DIRECTIONS:
Skip the pictures. Repeat everything else in the records word for word.

## begin TASK INPUT

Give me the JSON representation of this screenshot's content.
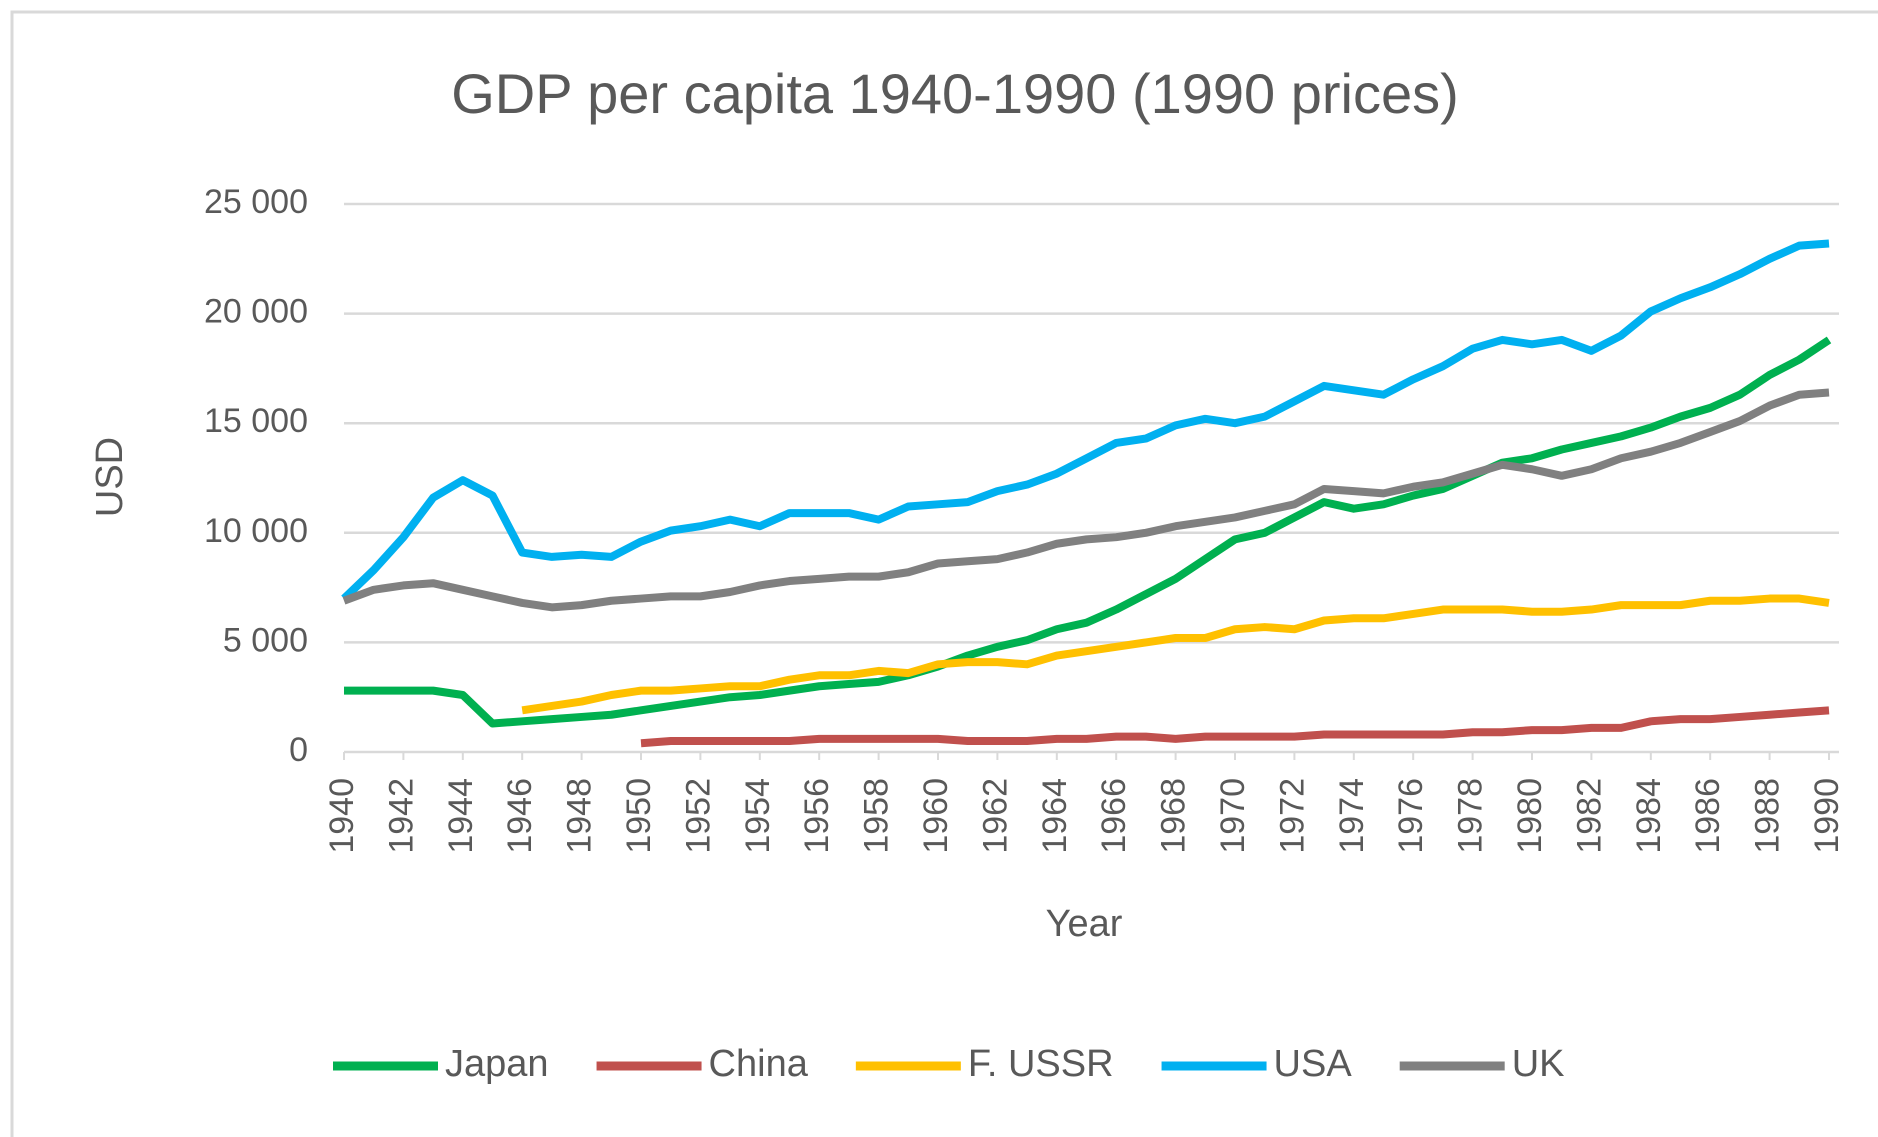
{
  "chart_data": {
    "type": "line",
    "title": "GDP per capita 1940-1990 (1990 prices)",
    "x_label": "Year",
    "y_label": "USD",
    "x": [
      1940,
      1941,
      1942,
      1943,
      1944,
      1945,
      1946,
      1947,
      1948,
      1949,
      1950,
      1951,
      1952,
      1953,
      1954,
      1955,
      1956,
      1957,
      1958,
      1959,
      1960,
      1961,
      1962,
      1963,
      1964,
      1965,
      1966,
      1967,
      1968,
      1969,
      1970,
      1971,
      1972,
      1973,
      1974,
      1975,
      1976,
      1977,
      1978,
      1979,
      1980,
      1981,
      1982,
      1983,
      1984,
      1985,
      1986,
      1987,
      1988,
      1989,
      1990
    ],
    "xlim": [
      1940,
      1990
    ],
    "xticks": [
      1940,
      1942,
      1944,
      1946,
      1948,
      1950,
      1952,
      1954,
      1956,
      1958,
      1960,
      1962,
      1964,
      1966,
      1968,
      1970,
      1972,
      1974,
      1976,
      1978,
      1980,
      1982,
      1984,
      1986,
      1988,
      1990
    ],
    "ylim": [
      0,
      25000
    ],
    "yticks": [
      0,
      {
        "value": 5000,
        "label": "5 000"
      },
      {
        "value": 10000,
        "label": "10 000"
      },
      {
        "value": 15000,
        "label": "15 000"
      },
      {
        "value": 20000,
        "label": "20 000"
      },
      {
        "value": 25000,
        "label": "25 000"
      }
    ],
    "grid": true,
    "legend": "bottom",
    "series": [
      {
        "name": "Japan",
        "color": "#00b050",
        "values": [
          2800,
          2800,
          2800,
          2800,
          2600,
          1300,
          1400,
          1500,
          1600,
          1700,
          1900,
          2100,
          2300,
          2500,
          2600,
          2800,
          3000,
          3100,
          3200,
          3500,
          3900,
          4400,
          4800,
          5100,
          5600,
          5900,
          6500,
          7200,
          7900,
          8800,
          9700,
          10000,
          10700,
          11400,
          11100,
          11300,
          11700,
          12000,
          12600,
          13200,
          13400,
          13800,
          14100,
          14400,
          14800,
          15300,
          15700,
          16300,
          17200,
          17900,
          18800
        ]
      },
      {
        "name": "China",
        "color": "#c0504d",
        "values": [
          null,
          null,
          null,
          null,
          null,
          null,
          null,
          null,
          null,
          null,
          400,
          500,
          500,
          500,
          500,
          500,
          600,
          600,
          600,
          600,
          600,
          500,
          500,
          500,
          600,
          600,
          700,
          700,
          600,
          700,
          700,
          700,
          700,
          800,
          800,
          800,
          800,
          800,
          900,
          900,
          1000,
          1000,
          1100,
          1100,
          1400,
          1500,
          1500,
          1600,
          1700,
          1800,
          1900
        ]
      },
      {
        "name": "F. USSR",
        "color": "#ffc000",
        "values": [
          null,
          null,
          null,
          null,
          null,
          null,
          1900,
          2100,
          2300,
          2600,
          2800,
          2800,
          2900,
          3000,
          3000,
          3300,
          3500,
          3500,
          3700,
          3600,
          4000,
          4100,
          4100,
          4000,
          4400,
          4600,
          4800,
          5000,
          5200,
          5200,
          5600,
          5700,
          5600,
          6000,
          6100,
          6100,
          6300,
          6500,
          6500,
          6500,
          6400,
          6400,
          6500,
          6700,
          6700,
          6700,
          6900,
          6900,
          7000,
          7000,
          6800
        ]
      },
      {
        "name": "USA",
        "color": "#00b0f0",
        "values": [
          7000,
          8300,
          9800,
          11600,
          12400,
          11700,
          9100,
          8900,
          9000,
          8900,
          9600,
          10100,
          10300,
          10600,
          10300,
          10900,
          10900,
          10900,
          10600,
          11200,
          11300,
          11400,
          11900,
          12200,
          12700,
          13400,
          14100,
          14300,
          14900,
          15200,
          15000,
          15300,
          16000,
          16700,
          16500,
          16300,
          17000,
          17600,
          18400,
          18800,
          18600,
          18800,
          18300,
          19000,
          20100,
          20700,
          21200,
          21800,
          22500,
          23100,
          23200
        ]
      },
      {
        "name": "UK",
        "color": "#808080",
        "values": [
          6900,
          7400,
          7600,
          7700,
          7400,
          7100,
          6800,
          6600,
          6700,
          6900,
          7000,
          7100,
          7100,
          7300,
          7600,
          7800,
          7900,
          8000,
          8000,
          8200,
          8600,
          8700,
          8800,
          9100,
          9500,
          9700,
          9800,
          10000,
          10300,
          10500,
          10700,
          11000,
          11300,
          12000,
          11900,
          11800,
          12100,
          12300,
          12700,
          13100,
          12900,
          12600,
          12900,
          13400,
          13700,
          14100,
          14600,
          15100,
          15800,
          16300,
          16400
        ]
      }
    ]
  }
}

## end TASK INPUT

WORKED SOLUTION:
Give me the JSON representation of this screenshot's content.
{
  "chart_data": {
    "type": "line",
    "title": "GDP per capita 1940-1990 (1990 prices)",
    "x_label": "Year",
    "y_label": "USD",
    "x": [
      1940,
      1941,
      1942,
      1943,
      1944,
      1945,
      1946,
      1947,
      1948,
      1949,
      1950,
      1951,
      1952,
      1953,
      1954,
      1955,
      1956,
      1957,
      1958,
      1959,
      1960,
      1961,
      1962,
      1963,
      1964,
      1965,
      1966,
      1967,
      1968,
      1969,
      1970,
      1971,
      1972,
      1973,
      1974,
      1975,
      1976,
      1977,
      1978,
      1979,
      1980,
      1981,
      1982,
      1983,
      1984,
      1985,
      1986,
      1987,
      1988,
      1989,
      1990
    ],
    "xlim": [
      1940,
      1990
    ],
    "xticks": [
      1940,
      1942,
      1944,
      1946,
      1948,
      1950,
      1952,
      1954,
      1956,
      1958,
      1960,
      1962,
      1964,
      1966,
      1968,
      1970,
      1972,
      1974,
      1976,
      1978,
      1980,
      1982,
      1984,
      1986,
      1988,
      1990
    ],
    "ylim": [
      0,
      25000
    ],
    "yticks": [
      0,
      {
        "value": 5000,
        "label": "5 000"
      },
      {
        "value": 10000,
        "label": "10 000"
      },
      {
        "value": 15000,
        "label": "15 000"
      },
      {
        "value": 20000,
        "label": "20 000"
      },
      {
        "value": 25000,
        "label": "25 000"
      }
    ],
    "grid": true,
    "legend": "bottom",
    "series": [
      {
        "name": "Japan",
        "color": "#00b050",
        "values": [
          2800,
          2800,
          2800,
          2800,
          2600,
          1300,
          1400,
          1500,
          1600,
          1700,
          1900,
          2100,
          2300,
          2500,
          2600,
          2800,
          3000,
          3100,
          3200,
          3500,
          3900,
          4400,
          4800,
          5100,
          5600,
          5900,
          6500,
          7200,
          7900,
          8800,
          9700,
          10000,
          10700,
          11400,
          11100,
          11300,
          11700,
          12000,
          12600,
          13200,
          13400,
          13800,
          14100,
          14400,
          14800,
          15300,
          15700,
          16300,
          17200,
          17900,
          18800
        ]
      },
      {
        "name": "China",
        "color": "#c0504d",
        "values": [
          null,
          null,
          null,
          null,
          null,
          null,
          null,
          null,
          null,
          null,
          400,
          500,
          500,
          500,
          500,
          500,
          600,
          600,
          600,
          600,
          600,
          500,
          500,
          500,
          600,
          600,
          700,
          700,
          600,
          700,
          700,
          700,
          700,
          800,
          800,
          800,
          800,
          800,
          900,
          900,
          1000,
          1000,
          1100,
          1100,
          1400,
          1500,
          1500,
          1600,
          1700,
          1800,
          1900
        ]
      },
      {
        "name": "F. USSR",
        "color": "#ffc000",
        "values": [
          null,
          null,
          null,
          null,
          null,
          null,
          1900,
          2100,
          2300,
          2600,
          2800,
          2800,
          2900,
          3000,
          3000,
          3300,
          3500,
          3500,
          3700,
          3600,
          4000,
          4100,
          4100,
          4000,
          4400,
          4600,
          4800,
          5000,
          5200,
          5200,
          5600,
          5700,
          5600,
          6000,
          6100,
          6100,
          6300,
          6500,
          6500,
          6500,
          6400,
          6400,
          6500,
          6700,
          6700,
          6700,
          6900,
          6900,
          7000,
          7000,
          6800
        ]
      },
      {
        "name": "USA",
        "color": "#00b0f0",
        "values": [
          7000,
          8300,
          9800,
          11600,
          12400,
          11700,
          9100,
          8900,
          9000,
          8900,
          9600,
          10100,
          10300,
          10600,
          10300,
          10900,
          10900,
          10900,
          10600,
          11200,
          11300,
          11400,
          11900,
          12200,
          12700,
          13400,
          14100,
          14300,
          14900,
          15200,
          15000,
          15300,
          16000,
          16700,
          16500,
          16300,
          17000,
          17600,
          18400,
          18800,
          18600,
          18800,
          18300,
          19000,
          20100,
          20700,
          21200,
          21800,
          22500,
          23100,
          23200
        ]
      },
      {
        "name": "UK",
        "color": "#808080",
        "values": [
          6900,
          7400,
          7600,
          7700,
          7400,
          7100,
          6800,
          6600,
          6700,
          6900,
          7000,
          7100,
          7100,
          7300,
          7600,
          7800,
          7900,
          8000,
          8000,
          8200,
          8600,
          8700,
          8800,
          9100,
          9500,
          9700,
          9800,
          10000,
          10300,
          10500,
          10700,
          11000,
          11300,
          12000,
          11900,
          11800,
          12100,
          12300,
          12700,
          13100,
          12900,
          12600,
          12900,
          13400,
          13700,
          14100,
          14600,
          15100,
          15800,
          16300,
          16400
        ]
      }
    ]
  }
}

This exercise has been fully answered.